**REQUIRED WORK:**
Your task is to locate every line holding the string "interestRate" and to copy each of them.

**DATASET EXTRACT:**
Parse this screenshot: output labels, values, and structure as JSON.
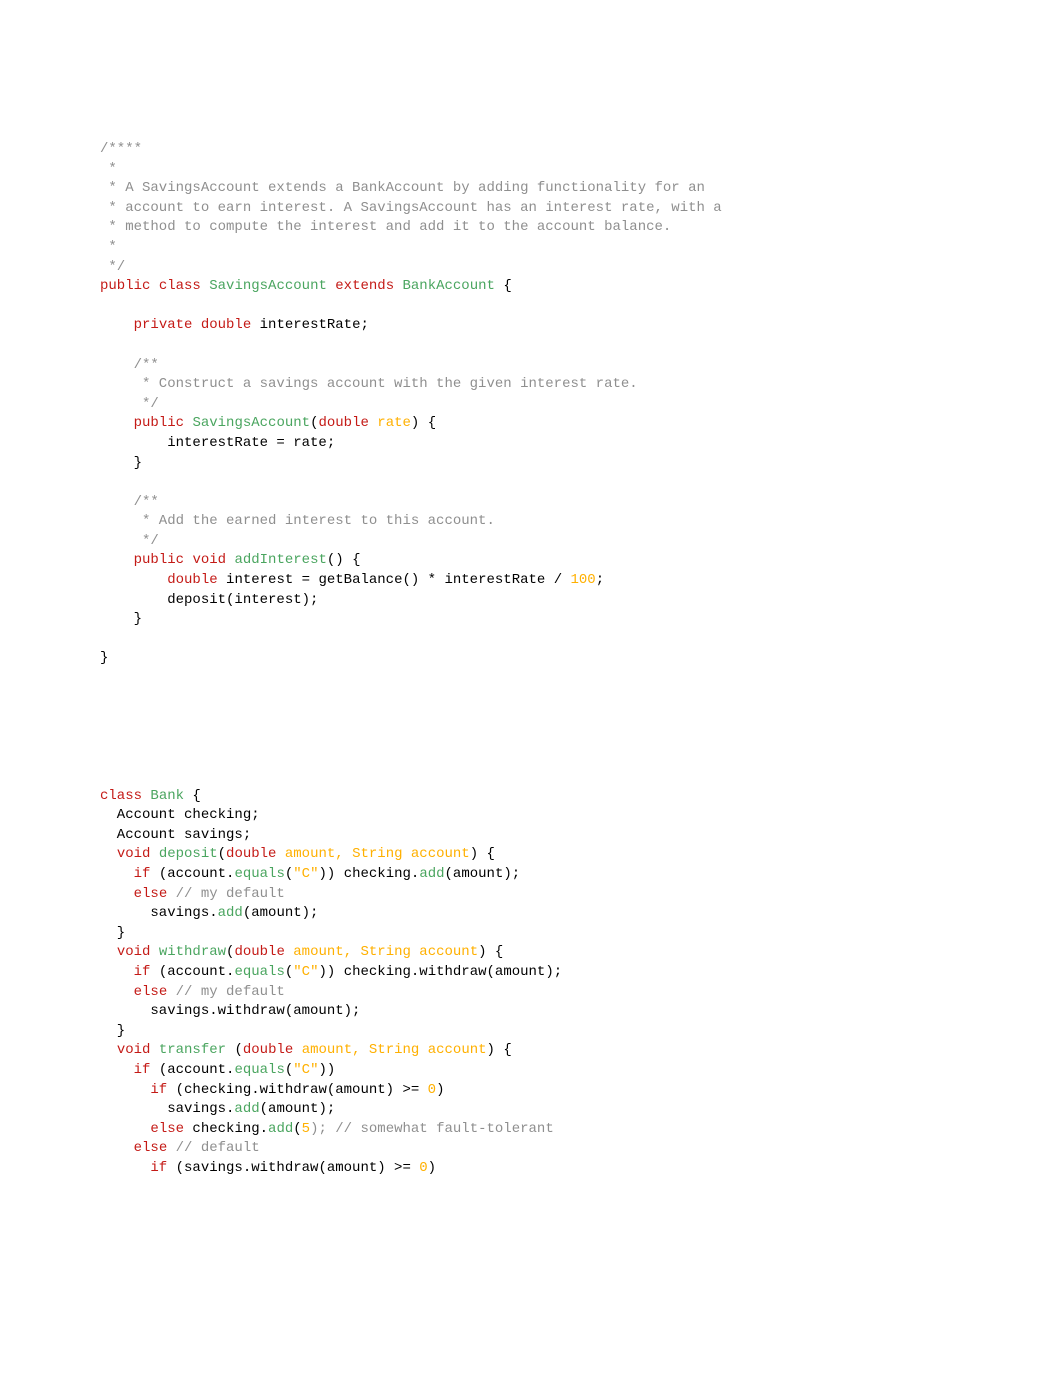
{
  "code": {
    "block1": {
      "c1": "/****",
      "c2": " *",
      "c3": " * A SavingsAccount extends a BankAccount by adding functionality for an",
      "c4": " * account to earn interest. A SavingsAccount has an interest rate, with a",
      "c5": " * method to compute the interest and add it to the account balance.",
      "c6": " *",
      "c7": " */",
      "kw_public": "public",
      "kw_class": "class",
      "cn_savings": "SavingsAccount",
      "kw_extends": "extends",
      "cn_bank": "BankAccount",
      "kw_private": "private",
      "kw_double": "double",
      "var_interestRate": "interestRate;",
      "c8": "    /**",
      "c9": "     * Construct a savings account with the given interest rate.",
      "c10": "     */",
      "m_constructor": "SavingsAccount",
      "p_rate": "rate",
      "l_body1": "        interestRate = rate;",
      "c11": "    /**",
      "c12": "     * Add the earned interest to this account.",
      "c13": "     */",
      "kw_void": "void",
      "m_addInterest": "addInterest",
      "l_body2a": "        ",
      "l_body2b": " interest = getBalance() * interestRate / ",
      "n_100": "100",
      "l_body3": "        deposit(interest);"
    },
    "block2": {
      "kw_class": "class",
      "cn_bank": "Bank",
      "l1": "  Account checking;",
      "l2": "  Account savings;",
      "kw_void": "void",
      "m_deposit": "deposit",
      "kw_double": "double",
      "p_amount_str_acc": "amount, String account",
      "kw_if": "if",
      "l_acc_equals": " (account.",
      "m_equals": "equals",
      "s_c": "\"C\"",
      "l_chk_add": ")) checking.",
      "m_add": "add",
      "l_amt_close": "(amount);",
      "kw_else": "else",
      "c_default": " // my default",
      "l_sav_add": "      savings.",
      "m_withdraw": "withdraw",
      "l_chk_withdraw": ")) checking.withdraw(amount);",
      "l_sav_withdraw": "      savings.withdraw(amount);",
      "m_transfer": "transfer",
      "l_if_chk_w": "      if (checking.withdraw(amount) >= ",
      "n_0": "0",
      "l_sav_add2": "        savings.",
      "l_else_chk_add5a": " checking.",
      "n_5": "5",
      "c_fault": "); // somewhat fault-tolerant",
      "c_default2": " // default",
      "l_if_sav_w": "      if (savings.withdraw(amount) >= "
    }
  }
}
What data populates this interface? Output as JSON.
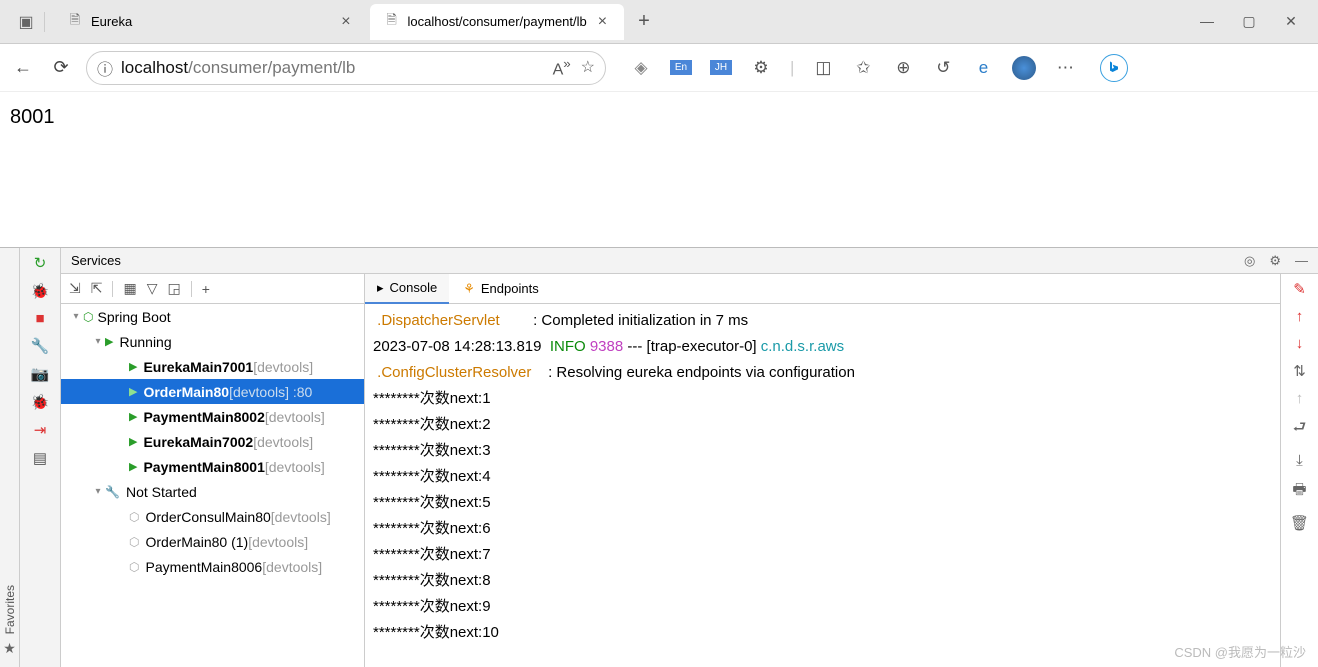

**ANSWER FOR THE TASK:**
      "var_interestRate": "interestRate;",
      "l_body1": "        interestRate = rate;",
      "l_body2b": " interest = getBalance() * interestRate / ",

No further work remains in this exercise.